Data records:
※

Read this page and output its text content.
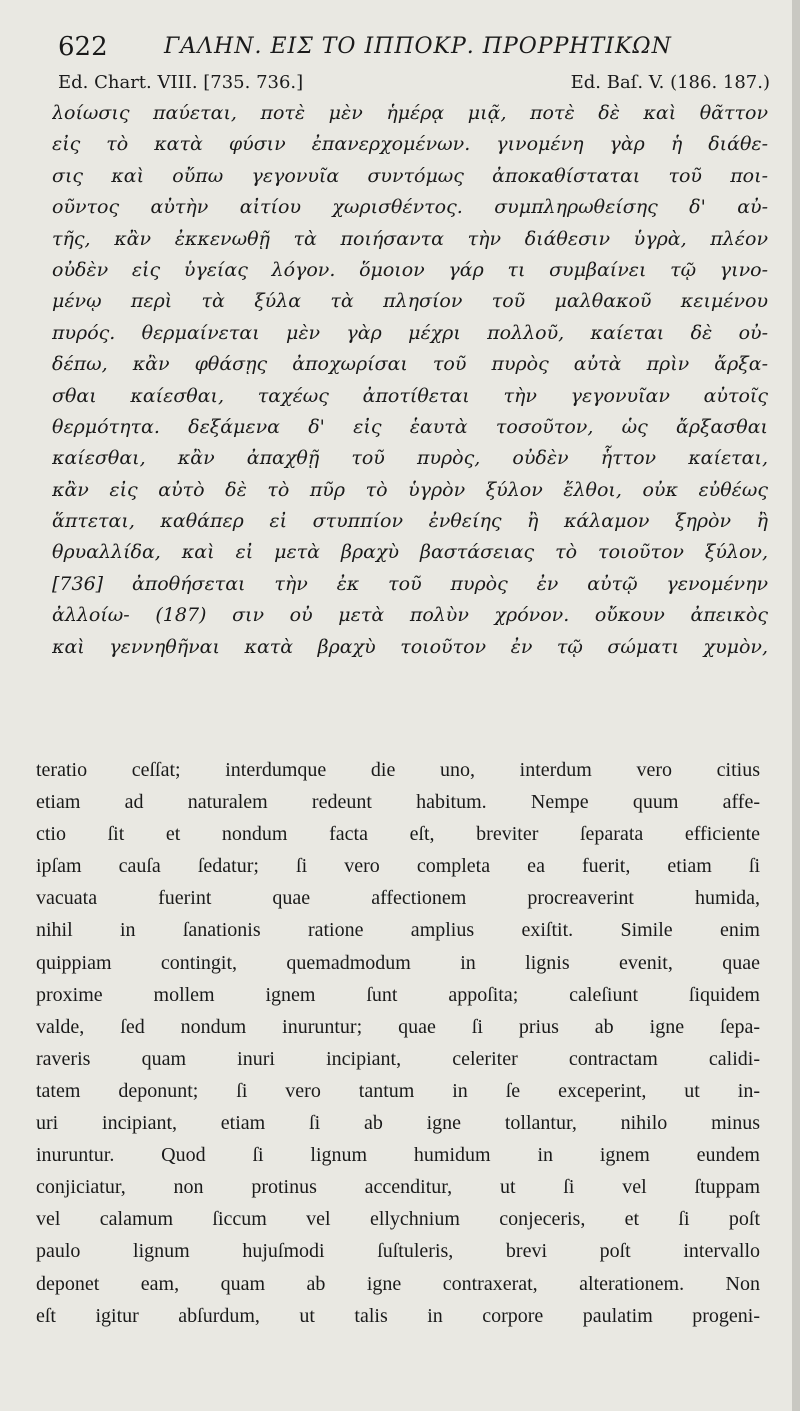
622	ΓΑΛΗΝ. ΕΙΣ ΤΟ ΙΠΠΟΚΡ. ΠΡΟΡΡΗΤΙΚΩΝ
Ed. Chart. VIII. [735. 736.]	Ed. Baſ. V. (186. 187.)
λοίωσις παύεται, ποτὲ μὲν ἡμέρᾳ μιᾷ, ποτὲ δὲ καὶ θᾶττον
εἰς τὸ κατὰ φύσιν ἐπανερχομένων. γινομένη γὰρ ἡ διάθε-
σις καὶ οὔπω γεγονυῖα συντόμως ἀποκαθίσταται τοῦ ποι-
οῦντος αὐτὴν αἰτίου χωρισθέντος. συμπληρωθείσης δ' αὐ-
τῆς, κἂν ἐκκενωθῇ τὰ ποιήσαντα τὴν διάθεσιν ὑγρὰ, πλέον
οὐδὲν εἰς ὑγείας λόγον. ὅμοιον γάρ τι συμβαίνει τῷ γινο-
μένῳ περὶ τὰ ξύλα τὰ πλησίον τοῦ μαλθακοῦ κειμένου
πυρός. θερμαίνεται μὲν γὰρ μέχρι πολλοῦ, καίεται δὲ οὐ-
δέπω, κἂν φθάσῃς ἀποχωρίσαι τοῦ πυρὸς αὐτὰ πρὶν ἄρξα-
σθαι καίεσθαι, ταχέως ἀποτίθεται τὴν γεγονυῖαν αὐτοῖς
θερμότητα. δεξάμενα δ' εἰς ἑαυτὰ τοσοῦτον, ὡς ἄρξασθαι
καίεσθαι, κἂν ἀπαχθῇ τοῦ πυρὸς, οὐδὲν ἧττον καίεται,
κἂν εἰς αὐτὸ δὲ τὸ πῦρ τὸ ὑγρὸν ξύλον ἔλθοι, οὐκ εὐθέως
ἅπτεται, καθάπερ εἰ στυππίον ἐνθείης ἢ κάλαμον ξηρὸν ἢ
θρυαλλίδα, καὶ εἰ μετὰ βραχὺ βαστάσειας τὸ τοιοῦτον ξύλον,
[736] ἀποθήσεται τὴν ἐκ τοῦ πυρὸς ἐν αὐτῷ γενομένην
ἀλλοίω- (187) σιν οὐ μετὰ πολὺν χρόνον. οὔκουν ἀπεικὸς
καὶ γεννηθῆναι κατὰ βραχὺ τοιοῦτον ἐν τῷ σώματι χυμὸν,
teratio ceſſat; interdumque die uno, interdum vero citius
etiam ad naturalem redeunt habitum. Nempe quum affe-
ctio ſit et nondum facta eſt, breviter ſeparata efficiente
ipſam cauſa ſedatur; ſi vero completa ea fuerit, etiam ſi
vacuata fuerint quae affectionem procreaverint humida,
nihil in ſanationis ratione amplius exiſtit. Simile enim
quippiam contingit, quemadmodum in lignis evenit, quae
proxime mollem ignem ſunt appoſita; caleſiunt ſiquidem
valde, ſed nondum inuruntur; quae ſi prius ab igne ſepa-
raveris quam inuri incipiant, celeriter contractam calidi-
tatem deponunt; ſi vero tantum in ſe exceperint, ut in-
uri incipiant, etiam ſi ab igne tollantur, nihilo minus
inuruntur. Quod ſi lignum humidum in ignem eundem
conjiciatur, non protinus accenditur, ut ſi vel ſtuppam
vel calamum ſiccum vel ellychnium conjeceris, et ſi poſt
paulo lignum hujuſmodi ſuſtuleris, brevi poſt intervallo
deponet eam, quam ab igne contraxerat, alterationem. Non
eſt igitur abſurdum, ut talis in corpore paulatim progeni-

※

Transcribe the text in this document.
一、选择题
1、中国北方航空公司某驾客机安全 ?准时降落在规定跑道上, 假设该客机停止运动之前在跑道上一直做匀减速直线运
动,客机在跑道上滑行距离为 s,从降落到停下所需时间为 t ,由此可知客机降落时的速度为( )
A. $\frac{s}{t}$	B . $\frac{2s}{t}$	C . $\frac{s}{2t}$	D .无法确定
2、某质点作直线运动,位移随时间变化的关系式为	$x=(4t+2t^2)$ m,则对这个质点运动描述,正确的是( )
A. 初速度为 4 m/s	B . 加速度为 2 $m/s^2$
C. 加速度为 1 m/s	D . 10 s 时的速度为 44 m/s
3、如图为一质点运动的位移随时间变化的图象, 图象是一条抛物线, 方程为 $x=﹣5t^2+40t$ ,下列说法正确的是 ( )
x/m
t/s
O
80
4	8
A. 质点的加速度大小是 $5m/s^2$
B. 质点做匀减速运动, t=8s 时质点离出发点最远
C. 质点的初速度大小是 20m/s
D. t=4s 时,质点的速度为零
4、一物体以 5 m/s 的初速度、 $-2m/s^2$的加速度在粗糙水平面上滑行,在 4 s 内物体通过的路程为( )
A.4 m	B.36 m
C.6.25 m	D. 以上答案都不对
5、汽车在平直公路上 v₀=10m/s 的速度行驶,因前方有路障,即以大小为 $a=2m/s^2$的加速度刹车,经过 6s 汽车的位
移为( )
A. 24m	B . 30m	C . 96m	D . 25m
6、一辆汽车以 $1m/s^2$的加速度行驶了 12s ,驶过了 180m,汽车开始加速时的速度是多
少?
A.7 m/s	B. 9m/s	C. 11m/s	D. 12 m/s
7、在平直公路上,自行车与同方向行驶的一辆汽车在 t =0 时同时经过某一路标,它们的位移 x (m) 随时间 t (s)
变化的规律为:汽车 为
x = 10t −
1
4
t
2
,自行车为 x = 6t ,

※

**Your goal**
Where a line of the entries contains the word "καίεται", copy that line.

**Final answer**
πυρός. θερμαίνεται μὲν γὰρ μέχρι πολλοῦ, καίεται δὲ οὐ-
καίεσθαι, κἂν ἀπαχθῇ τοῦ πυρὸς, οὐδὲν ἧττον καίεται,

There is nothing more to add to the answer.